## START RECORDS SHOWN
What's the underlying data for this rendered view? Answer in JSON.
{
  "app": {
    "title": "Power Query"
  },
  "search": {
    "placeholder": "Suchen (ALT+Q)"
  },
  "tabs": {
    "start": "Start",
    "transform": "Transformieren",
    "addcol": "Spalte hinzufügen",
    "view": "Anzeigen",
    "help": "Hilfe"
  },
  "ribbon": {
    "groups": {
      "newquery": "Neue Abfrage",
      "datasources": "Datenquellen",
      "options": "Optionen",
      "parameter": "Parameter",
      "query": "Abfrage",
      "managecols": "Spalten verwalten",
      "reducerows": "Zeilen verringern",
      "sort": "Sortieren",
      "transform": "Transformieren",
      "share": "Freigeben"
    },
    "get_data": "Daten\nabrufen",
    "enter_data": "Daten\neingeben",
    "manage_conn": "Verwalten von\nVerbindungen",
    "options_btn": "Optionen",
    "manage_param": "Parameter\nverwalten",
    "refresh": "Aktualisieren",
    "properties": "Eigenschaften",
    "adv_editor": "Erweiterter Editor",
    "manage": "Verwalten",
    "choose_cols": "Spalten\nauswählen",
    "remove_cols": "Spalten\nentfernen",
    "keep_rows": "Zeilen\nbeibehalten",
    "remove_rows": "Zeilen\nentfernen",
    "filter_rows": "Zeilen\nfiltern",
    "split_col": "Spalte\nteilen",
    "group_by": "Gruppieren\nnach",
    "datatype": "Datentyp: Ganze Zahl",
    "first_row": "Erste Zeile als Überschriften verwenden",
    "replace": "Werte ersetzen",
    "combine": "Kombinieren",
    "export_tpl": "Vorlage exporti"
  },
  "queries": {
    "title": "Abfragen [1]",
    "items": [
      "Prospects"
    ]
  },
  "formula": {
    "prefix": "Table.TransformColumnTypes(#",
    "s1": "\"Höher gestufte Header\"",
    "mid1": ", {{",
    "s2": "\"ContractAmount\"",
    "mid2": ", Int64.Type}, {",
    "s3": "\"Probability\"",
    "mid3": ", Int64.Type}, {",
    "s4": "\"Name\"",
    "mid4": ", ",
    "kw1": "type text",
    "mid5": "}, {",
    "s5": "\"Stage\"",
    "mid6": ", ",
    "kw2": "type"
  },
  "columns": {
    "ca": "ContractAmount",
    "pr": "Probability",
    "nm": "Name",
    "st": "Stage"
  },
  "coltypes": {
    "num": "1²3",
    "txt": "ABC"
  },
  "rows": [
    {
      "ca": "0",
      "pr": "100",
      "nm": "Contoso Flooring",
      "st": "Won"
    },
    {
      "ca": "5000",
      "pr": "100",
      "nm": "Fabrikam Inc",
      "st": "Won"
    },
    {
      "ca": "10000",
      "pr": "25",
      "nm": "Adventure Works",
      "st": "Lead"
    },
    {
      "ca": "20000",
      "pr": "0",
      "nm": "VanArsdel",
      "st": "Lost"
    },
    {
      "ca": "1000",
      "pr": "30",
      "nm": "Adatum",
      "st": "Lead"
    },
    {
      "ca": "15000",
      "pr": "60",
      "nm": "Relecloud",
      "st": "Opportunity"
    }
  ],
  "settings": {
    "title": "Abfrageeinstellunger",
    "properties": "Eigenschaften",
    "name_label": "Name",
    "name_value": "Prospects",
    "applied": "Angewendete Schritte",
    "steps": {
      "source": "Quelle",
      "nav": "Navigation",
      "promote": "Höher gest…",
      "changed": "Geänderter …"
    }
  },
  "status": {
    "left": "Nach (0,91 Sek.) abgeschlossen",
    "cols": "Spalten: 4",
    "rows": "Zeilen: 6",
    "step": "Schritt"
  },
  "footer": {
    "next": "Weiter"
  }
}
## END RECORDS SHOWN
Word for word, extract all the records.

What's the underlying data for this rendered view? Answer in JSON.
{
  "app": {
    "title": "Power Query"
  },
  "search": {
    "placeholder": "Suchen (ALT+Q)"
  },
  "tabs": {
    "start": "Start",
    "transform": "Transformieren",
    "addcol": "Spalte hinzufügen",
    "view": "Anzeigen",
    "help": "Hilfe"
  },
  "ribbon": {
    "groups": {
      "newquery": "Neue Abfrage",
      "datasources": "Datenquellen",
      "options": "Optionen",
      "parameter": "Parameter",
      "query": "Abfrage",
      "managecols": "Spalten verwalten",
      "reducerows": "Zeilen verringern",
      "sort": "Sortieren",
      "transform": "Transformieren",
      "share": "Freigeben"
    },
    "get_data": "Daten\nabrufen",
    "enter_data": "Daten\neingeben",
    "manage_conn": "Verwalten von\nVerbindungen",
    "options_btn": "Optionen",
    "manage_param": "Parameter\nverwalten",
    "refresh": "Aktualisieren",
    "properties": "Eigenschaften",
    "adv_editor": "Erweiterter Editor",
    "manage": "Verwalten",
    "choose_cols": "Spalten\nauswählen",
    "remove_cols": "Spalten\nentfernen",
    "keep_rows": "Zeilen\nbeibehalten",
    "remove_rows": "Zeilen\nentfernen",
    "filter_rows": "Zeilen\nfiltern",
    "split_col": "Spalte\nteilen",
    "group_by": "Gruppieren\nnach",
    "datatype": "Datentyp: Ganze Zahl",
    "first_row": "Erste Zeile als Überschriften verwenden",
    "replace": "Werte ersetzen",
    "combine": "Kombinieren",
    "export_tpl": "Vorlage exporti"
  },
  "queries": {
    "title": "Abfragen [1]",
    "items": [
      "Prospects"
    ]
  },
  "formula": {
    "prefix": "Table.TransformColumnTypes(#",
    "s1": "\"Höher gestufte Header\"",
    "mid1": ", {{",
    "s2": "\"ContractAmount\"",
    "mid2": ", Int64.Type}, {",
    "s3": "\"Probability\"",
    "mid3": ", Int64.Type}, {",
    "s4": "\"Name\"",
    "mid4": ", ",
    "kw1": "type text",
    "mid5": "}, {",
    "s5": "\"Stage\"",
    "mid6": ", ",
    "kw2": "type"
  },
  "columns": {
    "ca": "ContractAmount",
    "pr": "Probability",
    "nm": "Name",
    "st": "Stage"
  },
  "coltypes": {
    "num": "1²3",
    "txt": "ABC"
  },
  "rows": [
    {
      "ca": "0",
      "pr": "100",
      "nm": "Contoso Flooring",
      "st": "Won"
    },
    {
      "ca": "5000",
      "pr": "100",
      "nm": "Fabrikam Inc",
      "st": "Won"
    },
    {
      "ca": "10000",
      "pr": "25",
      "nm": "Adventure Works",
      "st": "Lead"
    },
    {
      "ca": "20000",
      "pr": "0",
      "nm": "VanArsdel",
      "st": "Lost"
    },
    {
      "ca": "1000",
      "pr": "30",
      "nm": "Adatum",
      "st": "Lead"
    },
    {
      "ca": "15000",
      "pr": "60",
      "nm": "Relecloud",
      "st": "Opportunity"
    }
  ],
  "settings": {
    "title": "Abfrageeinstellunger",
    "properties": "Eigenschaften",
    "name_label": "Name",
    "name_value": "Prospects",
    "applied": "Angewendete Schritte",
    "steps": {
      "source": "Quelle",
      "nav": "Navigation",
      "promote": "Höher gest…",
      "changed": "Geänderter …"
    }
  },
  "status": {
    "left": "Nach (0,91 Sek.) abgeschlossen",
    "cols": "Spalten: 4",
    "rows": "Zeilen: 6",
    "step": "Schritt"
  },
  "footer": {
    "next": "Weiter"
  }
}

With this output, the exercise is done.